-- BEGIN --
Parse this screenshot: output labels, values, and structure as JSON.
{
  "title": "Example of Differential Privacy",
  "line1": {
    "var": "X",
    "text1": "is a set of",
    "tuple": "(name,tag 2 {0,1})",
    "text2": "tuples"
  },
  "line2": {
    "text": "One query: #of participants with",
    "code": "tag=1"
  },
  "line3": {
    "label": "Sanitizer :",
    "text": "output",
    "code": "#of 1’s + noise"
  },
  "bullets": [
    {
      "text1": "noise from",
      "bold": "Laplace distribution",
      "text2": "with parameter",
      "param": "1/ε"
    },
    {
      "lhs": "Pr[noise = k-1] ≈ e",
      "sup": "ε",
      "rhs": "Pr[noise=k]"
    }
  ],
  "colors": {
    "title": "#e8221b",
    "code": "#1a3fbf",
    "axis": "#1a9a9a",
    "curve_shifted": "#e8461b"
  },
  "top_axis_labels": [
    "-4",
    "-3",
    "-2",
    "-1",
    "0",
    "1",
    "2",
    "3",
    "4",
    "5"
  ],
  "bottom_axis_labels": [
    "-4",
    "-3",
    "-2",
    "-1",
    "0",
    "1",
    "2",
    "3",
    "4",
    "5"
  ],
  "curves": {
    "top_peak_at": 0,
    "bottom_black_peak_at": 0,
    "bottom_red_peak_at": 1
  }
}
-- END --
◆ Stated problem ◆
Determine how many lines of the data contain "noise" and give nothing but that number.

◆ Final answer ◆
4